- **What is needed**
Pull out every line in the data that has the string "security" in it.

- **Supplied material**
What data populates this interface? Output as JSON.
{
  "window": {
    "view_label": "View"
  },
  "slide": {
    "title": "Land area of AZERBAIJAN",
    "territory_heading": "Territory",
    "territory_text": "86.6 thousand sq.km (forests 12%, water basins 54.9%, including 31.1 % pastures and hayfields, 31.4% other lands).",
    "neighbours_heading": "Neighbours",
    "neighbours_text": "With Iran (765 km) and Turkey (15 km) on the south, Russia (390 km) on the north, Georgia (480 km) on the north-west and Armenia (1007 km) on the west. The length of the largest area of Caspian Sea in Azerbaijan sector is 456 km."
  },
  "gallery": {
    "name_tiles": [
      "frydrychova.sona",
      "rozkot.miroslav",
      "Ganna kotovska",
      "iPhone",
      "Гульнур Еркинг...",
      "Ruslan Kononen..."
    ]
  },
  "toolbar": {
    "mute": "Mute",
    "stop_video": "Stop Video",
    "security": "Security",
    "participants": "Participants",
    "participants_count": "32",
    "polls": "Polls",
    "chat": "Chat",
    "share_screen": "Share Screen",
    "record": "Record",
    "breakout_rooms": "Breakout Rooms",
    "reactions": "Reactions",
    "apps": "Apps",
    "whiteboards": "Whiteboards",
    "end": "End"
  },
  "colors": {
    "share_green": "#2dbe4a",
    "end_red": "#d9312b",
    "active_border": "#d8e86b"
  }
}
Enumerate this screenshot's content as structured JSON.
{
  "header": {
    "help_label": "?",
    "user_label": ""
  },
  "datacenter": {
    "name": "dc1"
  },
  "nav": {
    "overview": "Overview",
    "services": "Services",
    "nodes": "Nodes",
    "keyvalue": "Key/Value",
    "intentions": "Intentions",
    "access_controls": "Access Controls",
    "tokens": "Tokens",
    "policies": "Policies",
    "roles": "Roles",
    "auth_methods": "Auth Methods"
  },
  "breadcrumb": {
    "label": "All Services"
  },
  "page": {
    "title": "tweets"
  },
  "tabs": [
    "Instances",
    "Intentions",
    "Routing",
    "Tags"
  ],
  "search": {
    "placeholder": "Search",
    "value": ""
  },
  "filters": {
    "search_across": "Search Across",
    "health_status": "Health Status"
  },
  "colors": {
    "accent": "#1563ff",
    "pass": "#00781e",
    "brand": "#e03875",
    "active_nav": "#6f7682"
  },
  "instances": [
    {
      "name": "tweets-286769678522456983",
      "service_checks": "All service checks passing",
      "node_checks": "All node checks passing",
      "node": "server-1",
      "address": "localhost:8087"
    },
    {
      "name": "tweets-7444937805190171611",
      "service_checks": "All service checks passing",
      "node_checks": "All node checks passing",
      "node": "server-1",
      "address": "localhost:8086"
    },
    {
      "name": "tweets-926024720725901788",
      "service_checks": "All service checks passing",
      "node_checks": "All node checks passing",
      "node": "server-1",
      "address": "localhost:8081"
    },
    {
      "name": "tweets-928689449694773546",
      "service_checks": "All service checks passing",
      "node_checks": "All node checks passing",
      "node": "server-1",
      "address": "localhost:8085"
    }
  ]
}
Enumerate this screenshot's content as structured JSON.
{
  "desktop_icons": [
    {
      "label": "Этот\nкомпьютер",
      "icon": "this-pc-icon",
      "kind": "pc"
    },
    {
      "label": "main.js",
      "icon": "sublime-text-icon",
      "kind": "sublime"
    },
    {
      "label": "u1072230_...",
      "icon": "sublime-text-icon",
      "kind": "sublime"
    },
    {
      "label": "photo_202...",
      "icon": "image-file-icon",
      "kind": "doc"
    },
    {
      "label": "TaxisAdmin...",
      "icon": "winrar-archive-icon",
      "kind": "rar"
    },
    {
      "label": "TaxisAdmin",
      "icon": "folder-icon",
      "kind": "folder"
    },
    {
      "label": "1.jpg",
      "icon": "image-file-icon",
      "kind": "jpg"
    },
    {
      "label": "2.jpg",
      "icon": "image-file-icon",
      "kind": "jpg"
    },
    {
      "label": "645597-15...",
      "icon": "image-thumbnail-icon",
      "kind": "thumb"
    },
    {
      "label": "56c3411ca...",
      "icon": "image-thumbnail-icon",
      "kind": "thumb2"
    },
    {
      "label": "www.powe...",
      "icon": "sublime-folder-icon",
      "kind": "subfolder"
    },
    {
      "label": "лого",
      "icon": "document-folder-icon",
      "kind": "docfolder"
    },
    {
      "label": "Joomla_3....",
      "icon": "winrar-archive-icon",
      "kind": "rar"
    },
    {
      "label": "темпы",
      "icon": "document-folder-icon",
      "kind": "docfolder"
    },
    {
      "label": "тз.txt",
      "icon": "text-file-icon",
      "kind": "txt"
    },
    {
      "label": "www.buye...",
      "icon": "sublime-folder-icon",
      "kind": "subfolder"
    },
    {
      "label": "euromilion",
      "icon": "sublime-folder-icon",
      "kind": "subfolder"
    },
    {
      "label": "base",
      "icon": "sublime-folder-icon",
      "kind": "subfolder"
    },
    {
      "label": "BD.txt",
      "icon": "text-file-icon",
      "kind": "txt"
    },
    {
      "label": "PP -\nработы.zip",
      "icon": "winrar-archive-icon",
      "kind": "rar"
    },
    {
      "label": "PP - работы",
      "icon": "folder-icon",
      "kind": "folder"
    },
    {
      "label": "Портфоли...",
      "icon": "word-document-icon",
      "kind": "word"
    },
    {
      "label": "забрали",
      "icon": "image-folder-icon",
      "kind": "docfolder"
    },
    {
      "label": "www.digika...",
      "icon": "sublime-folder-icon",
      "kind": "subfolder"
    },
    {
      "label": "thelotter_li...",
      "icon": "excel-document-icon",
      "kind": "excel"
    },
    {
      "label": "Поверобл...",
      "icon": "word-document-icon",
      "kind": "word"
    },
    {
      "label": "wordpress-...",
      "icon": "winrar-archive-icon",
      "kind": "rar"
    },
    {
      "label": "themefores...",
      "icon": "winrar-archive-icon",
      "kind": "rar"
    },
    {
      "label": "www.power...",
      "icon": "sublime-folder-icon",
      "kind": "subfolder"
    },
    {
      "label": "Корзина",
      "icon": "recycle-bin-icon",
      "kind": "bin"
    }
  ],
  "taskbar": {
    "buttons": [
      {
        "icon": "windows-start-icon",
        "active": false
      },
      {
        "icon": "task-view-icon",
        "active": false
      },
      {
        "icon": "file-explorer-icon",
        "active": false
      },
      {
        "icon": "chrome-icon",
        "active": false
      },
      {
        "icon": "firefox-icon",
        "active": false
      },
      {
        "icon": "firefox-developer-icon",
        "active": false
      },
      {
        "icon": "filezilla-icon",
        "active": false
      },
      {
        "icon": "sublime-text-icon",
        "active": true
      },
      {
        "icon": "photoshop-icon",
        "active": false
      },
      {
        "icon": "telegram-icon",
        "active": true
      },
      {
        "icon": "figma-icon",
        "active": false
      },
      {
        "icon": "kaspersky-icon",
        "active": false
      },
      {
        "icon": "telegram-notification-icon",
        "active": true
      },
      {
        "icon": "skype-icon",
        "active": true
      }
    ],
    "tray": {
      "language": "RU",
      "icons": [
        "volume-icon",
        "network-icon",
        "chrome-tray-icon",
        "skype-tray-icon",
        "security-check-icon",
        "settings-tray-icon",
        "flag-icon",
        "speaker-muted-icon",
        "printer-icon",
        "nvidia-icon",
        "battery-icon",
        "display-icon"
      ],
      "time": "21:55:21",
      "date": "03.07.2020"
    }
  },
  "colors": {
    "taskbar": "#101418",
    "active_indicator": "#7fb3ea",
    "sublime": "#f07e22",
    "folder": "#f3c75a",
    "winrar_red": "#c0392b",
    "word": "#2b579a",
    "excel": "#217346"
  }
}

- **Correct answer**
    "security": "Security",
        "security-check-icon",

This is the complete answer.